__Written instruction__: Copy each line in the data that includes the word "views".
++++++
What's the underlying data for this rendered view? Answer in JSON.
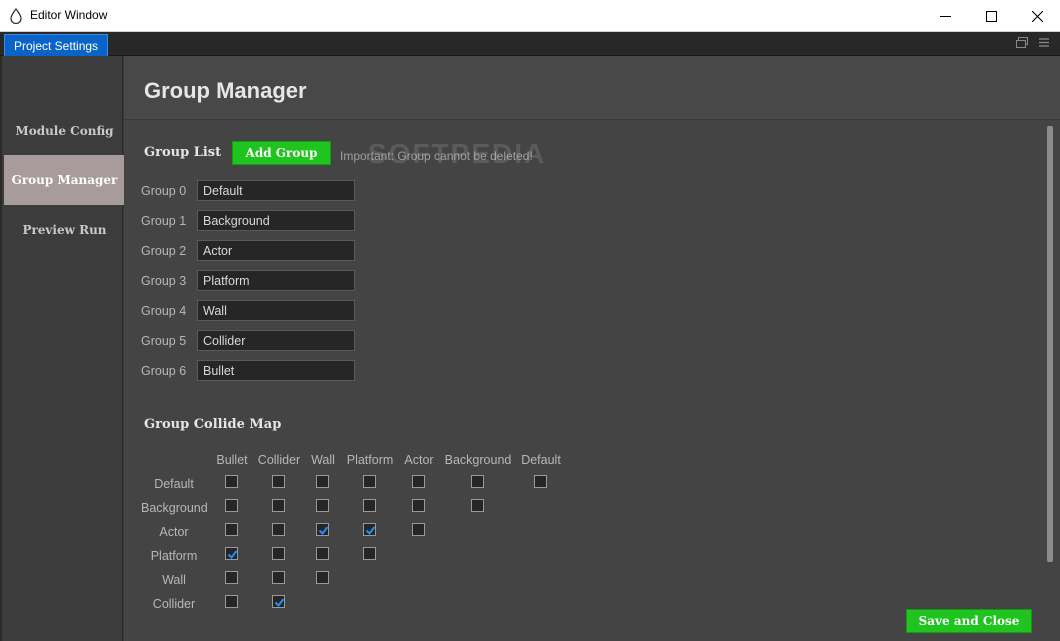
{
  "window": {
    "title": "Editor Window",
    "icons": {
      "app": "droplet-icon",
      "minimize": "minimize-icon",
      "maximize": "maximize-icon",
      "close": "close-icon"
    }
  },
  "tabs": [
    {
      "label": "Project Settings",
      "active": true
    }
  ],
  "tab_icons": [
    "restore-icon",
    "menu-icon"
  ],
  "sidebar": {
    "items": [
      {
        "label": "Module Config",
        "active": false
      },
      {
        "label": "Group Manager",
        "active": true
      },
      {
        "label": "Preview Run",
        "active": false
      }
    ]
  },
  "page": {
    "title": "Group Manager"
  },
  "group_list": {
    "title": "Group List",
    "add_button": "Add Group",
    "note": "Important: Group cannot be deleted!",
    "groups": [
      {
        "label": "Group 0",
        "value": "Default"
      },
      {
        "label": "Group 1",
        "value": "Background"
      },
      {
        "label": "Group 2",
        "value": "Actor"
      },
      {
        "label": "Group 3",
        "value": "Platform"
      },
      {
        "label": "Group 4",
        "value": "Wall"
      },
      {
        "label": "Group 5",
        "value": "Collider"
      },
      {
        "label": "Group 6",
        "value": "Bullet"
      }
    ]
  },
  "collide_map": {
    "title": "Group Collide Map",
    "columns": [
      "Bullet",
      "Collider",
      "Wall",
      "Platform",
      "Actor",
      "Background",
      "Default"
    ],
    "rows": [
      {
        "label": "Default",
        "checks": [
          false,
          false,
          false,
          false,
          false,
          false,
          false
        ]
      },
      {
        "label": "Background",
        "checks": [
          false,
          false,
          false,
          false,
          false,
          false
        ]
      },
      {
        "label": "Actor",
        "checks": [
          false,
          false,
          true,
          true,
          false
        ]
      },
      {
        "label": "Platform",
        "checks": [
          true,
          false,
          false,
          false
        ]
      },
      {
        "label": "Wall",
        "checks": [
          false,
          false,
          false
        ]
      },
      {
        "label": "Collider",
        "checks": [
          false,
          true
        ]
      }
    ]
  },
  "footer": {
    "save_button": "Save and Close"
  },
  "watermark": "SOFTPEDIA",
  "colors": {
    "accent_tab": "#0a64c8",
    "button_green": "#1fc41f",
    "active_sidebar": "#a89b9b",
    "check_blue": "#1e90ff"
  }
}
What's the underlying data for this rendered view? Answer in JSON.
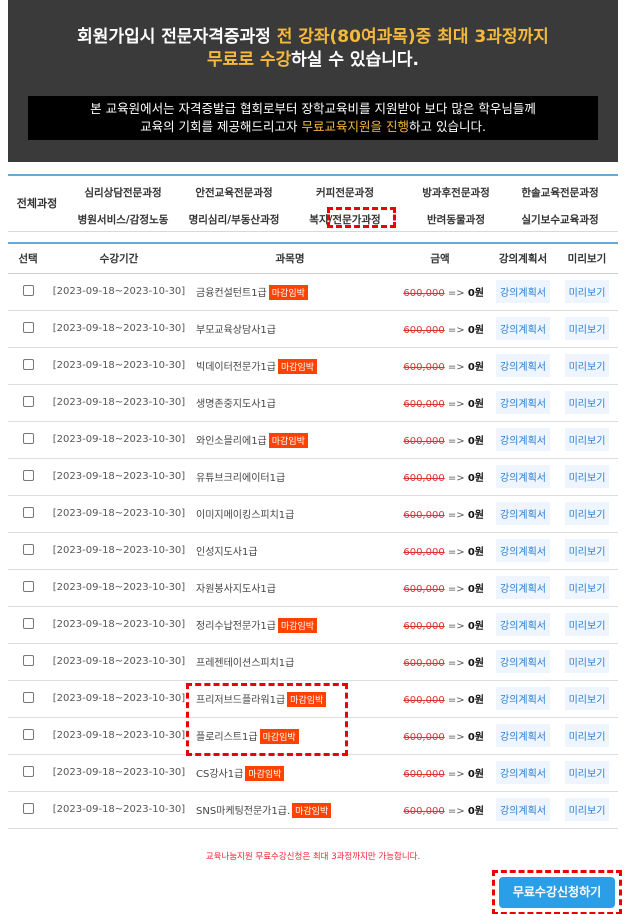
{
  "banner": {
    "line1_a": "회원가입시 전문자격증과정 ",
    "line1_hl": "전 강좌(80여과목)중 최대 3과정까지",
    "line2_hl": "무료로 수강",
    "line2_b": "하실 수 있습니다.",
    "notice_line1": "본 교육원에서는 자격증발급 협회로부터 장학교육비를 지원받아 보다 많은 학우님들께",
    "notice_line2_a": "교육의 기회를 제공해드리고자 ",
    "notice_line2_hl": "무료교육지원을 진행",
    "notice_line2_b": "하고 있습니다."
  },
  "categories": {
    "all": "전체과정",
    "items": [
      "심리상담전문과정",
      "안전교육전문과정",
      "커피전문과정",
      "방과후전문과정",
      "한솔교육전문과정",
      "병원서비스/감정노동",
      "명리심리/부동산과정",
      "복지/전문가과정",
      "반려동물과정",
      "실기보수교육과정"
    ],
    "selected": "복지/전문가과정"
  },
  "table": {
    "headers": [
      "선택",
      "수강기간",
      "과목명",
      "금액",
      "강의계획서",
      "미리보기"
    ],
    "rows": [
      {
        "period": "[2023-09-18~2023-10-30]",
        "title": "금융컨설턴트1급",
        "badge": "마감임박"
      },
      {
        "period": "[2023-09-18~2023-10-30]",
        "title": "부모교육상담사1급",
        "badge": ""
      },
      {
        "period": "[2023-09-18~2023-10-30]",
        "title": "빅데이터전문가1급",
        "badge": "마감임박"
      },
      {
        "period": "[2023-09-18~2023-10-30]",
        "title": "생명존중지도사1급",
        "badge": ""
      },
      {
        "period": "[2023-09-18~2023-10-30]",
        "title": "와인소믈리에1급",
        "badge": "마감임박"
      },
      {
        "period": "[2023-09-18~2023-10-30]",
        "title": "유튜브크리에이터1급",
        "badge": ""
      },
      {
        "period": "[2023-09-18~2023-10-30]",
        "title": "이미지메이킹스피치1급",
        "badge": ""
      },
      {
        "period": "[2023-09-18~2023-10-30]",
        "title": "인성지도사1급",
        "badge": ""
      },
      {
        "period": "[2023-09-18~2023-10-30]",
        "title": "자원봉사지도사1급",
        "badge": ""
      },
      {
        "period": "[2023-09-18~2023-10-30]",
        "title": "정리수납전문가1급",
        "badge": "마감임박"
      },
      {
        "period": "[2023-09-18~2023-10-30]",
        "title": "프레젠테이션스피치1급",
        "badge": ""
      },
      {
        "period": "[2023-09-18~2023-10-30]",
        "title": "프리저브드플라워1급",
        "badge": "마감임박"
      },
      {
        "period": "[2023-09-18~2023-10-30]",
        "title": "플로리스트1급",
        "badge": "마감임박"
      },
      {
        "period": "[2023-09-18~2023-10-30]",
        "title": "CS강사1급",
        "badge": "마감임박"
      },
      {
        "period": "[2023-09-18~2023-10-30]",
        "title": "SNS마케팅전문가1급.",
        "badge": "마감임박"
      }
    ],
    "price_original": "600,000",
    "price_arrow": " => ",
    "price_free": "0원",
    "plan_label": "강의계획서",
    "preview_label": "미리보기"
  },
  "footer": {
    "note": "교육나눔지원 무료수강신청은 최대 3과정까지만 가능합니다.",
    "apply_button": "무료수강신청하기"
  },
  "colors": {
    "accent_yellow": "#f6b93b",
    "badge_orange": "#ff4200",
    "button_blue": "#2a9ee6",
    "highlight_red": "#e00"
  }
}
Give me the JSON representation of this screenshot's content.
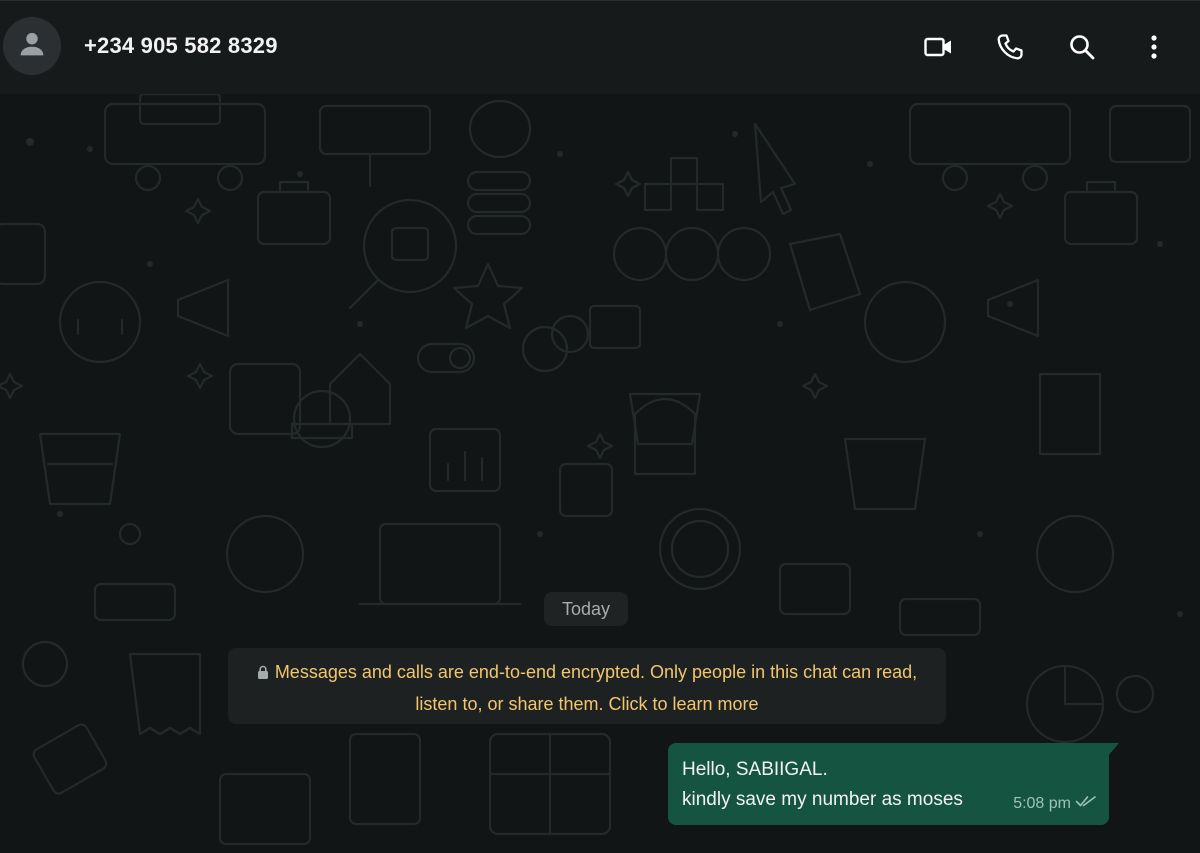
{
  "header": {
    "contact_name": "+234 905 582 8329",
    "icons": [
      "avatar-person-icon",
      "video-call-icon",
      "voice-call-icon",
      "search-icon",
      "menu-dots-icon"
    ]
  },
  "chat": {
    "date_label": "Today",
    "encryption_notice": {
      "line1": "Messages and calls are end-to-end encrypted. Only people in this chat can read,",
      "line2": "listen to, or share them. Click to learn more",
      "color": "#f2c66d"
    },
    "messages": [
      {
        "direction": "outgoing",
        "lines": [
          "Hello, SABIIGAL.",
          "kindly save my number as moses"
        ],
        "time": "5:08 pm",
        "status": "delivered"
      }
    ]
  },
  "colors": {
    "header_bg": "#171a1a",
    "chat_bg": "#121515",
    "outgoing_bubble": "#155441",
    "notice_text": "#f2c66d"
  }
}
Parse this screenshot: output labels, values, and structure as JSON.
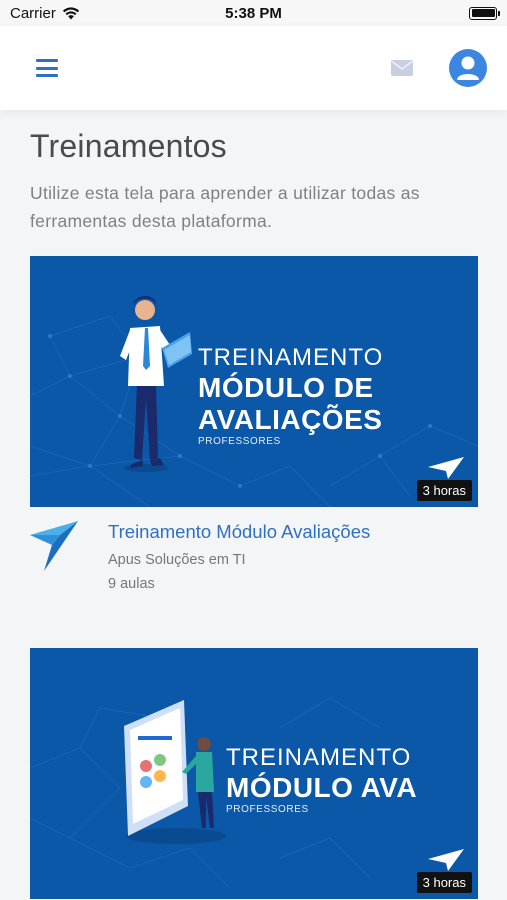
{
  "status_bar": {
    "carrier": "Carrier",
    "time": "5:38 PM"
  },
  "header": {
    "menu_icon": "hamburger-icon",
    "mail_icon": "mail-icon",
    "profile_icon": "user-avatar-icon",
    "accent": "#2f6fc4"
  },
  "page": {
    "title": "Treinamentos",
    "subtitle": "Utilize esta tela para aprender a utilizar todas as ferramentas desta plataforma."
  },
  "courses": [
    {
      "banner_line1": "TREINAMENTO",
      "banner_line2a": "MÓDULO DE",
      "banner_line2b": "AVALIAÇÕES",
      "banner_line3": "PROFESSORES",
      "duration": "3 horas",
      "title": "Treinamento Módulo Avaliações",
      "author": "Apus Soluções em TI",
      "lessons": "9 aulas"
    },
    {
      "banner_line1": "TREINAMENTO",
      "banner_line2a": "MÓDULO AVA",
      "banner_line3": "PROFESSORES",
      "duration": "3 horas"
    }
  ],
  "colors": {
    "banner_bg": "#0b57a8",
    "link": "#2f6fc4",
    "text_muted": "#808080"
  }
}
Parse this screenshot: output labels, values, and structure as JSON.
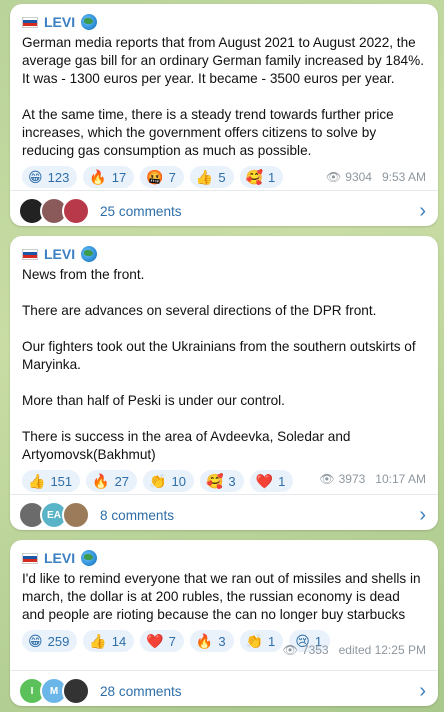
{
  "posts": [
    {
      "author": "LEVI",
      "text": "German media reports that from August 2021 to August 2022, the average gas bill for an ordinary German family increased by 184%.\nIt was - 1300 euros per year. It became - 3500 euros per year.\n\nAt the same time, there is a steady trend towards further price increases, which the government offers citizens to solve by reducing gas consumption as much as possible.",
      "reactions": [
        {
          "emoji": "😁",
          "count": "123"
        },
        {
          "emoji": "🔥",
          "count": "17"
        },
        {
          "emoji": "🤬",
          "count": "7"
        },
        {
          "emoji": "👍",
          "count": "5"
        },
        {
          "emoji": "🥰",
          "count": "1"
        }
      ],
      "views": "9304",
      "time": "9:53 AM",
      "comments": "25 comments",
      "avatar_colors": [
        "#222222",
        "#8a5a5a",
        "#b83a4a"
      ],
      "avatar_letters": [
        "",
        "",
        ""
      ]
    },
    {
      "author": "LEVI",
      "text": "News from the front.\n\nThere are advances on several directions of the DPR front.\n\nOur fighters took out the Ukrainians from the southern outskirts of Maryinka.\n\nMore than half of Peski is under our control.\n\nThere is success in the area of  Avdeevka, Soledar and Artyomovsk(Bakhmut)",
      "reactions": [
        {
          "emoji": "👍",
          "count": "151"
        },
        {
          "emoji": "🔥",
          "count": "27"
        },
        {
          "emoji": "👏",
          "count": "10"
        },
        {
          "emoji": "🥰",
          "count": "3"
        },
        {
          "emoji": "❤️",
          "count": "1"
        }
      ],
      "views": "3973",
      "time": "10:17 AM",
      "comments": "8 comments",
      "avatar_colors": [
        "#6b6b6b",
        "#5ab4c8",
        "#9b7b5a"
      ],
      "avatar_letters": [
        "",
        "EA",
        ""
      ]
    },
    {
      "author": "LEVI",
      "text": "I'd like to remind everyone that we ran out of missiles and shells in march, the dollar is at 200 rubles, the russian economy is dead and people are rioting because the can no longer buy starbucks",
      "reactions": [
        {
          "emoji": "😁",
          "count": "259"
        },
        {
          "emoji": "👍",
          "count": "14"
        },
        {
          "emoji": "❤️",
          "count": "7"
        },
        {
          "emoji": "🔥",
          "count": "3"
        },
        {
          "emoji": "👏",
          "count": "1"
        },
        {
          "emoji": "😢",
          "count": "1"
        }
      ],
      "views": "7353",
      "time": "edited 12:25 PM",
      "comments": "28 comments",
      "avatar_colors": [
        "#5cc15a",
        "#6ab6e8",
        "#333333"
      ],
      "avatar_letters": [
        "I",
        "M",
        ""
      ]
    }
  ],
  "colors": {
    "accent": "#3a7fc2",
    "chip_bg": "#e9f1fb",
    "meta": "#8e979f",
    "background": "#b9d39a"
  },
  "icons": {
    "flag": "russia-flag-icon",
    "globe": "globe-icon",
    "views": "eye-icon",
    "chevron": "chevron-right-icon"
  }
}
++++++
__Final answer__:
      "views": "9304",
      "views": "3973",
      "views": "7353",
    "views": "eye-icon",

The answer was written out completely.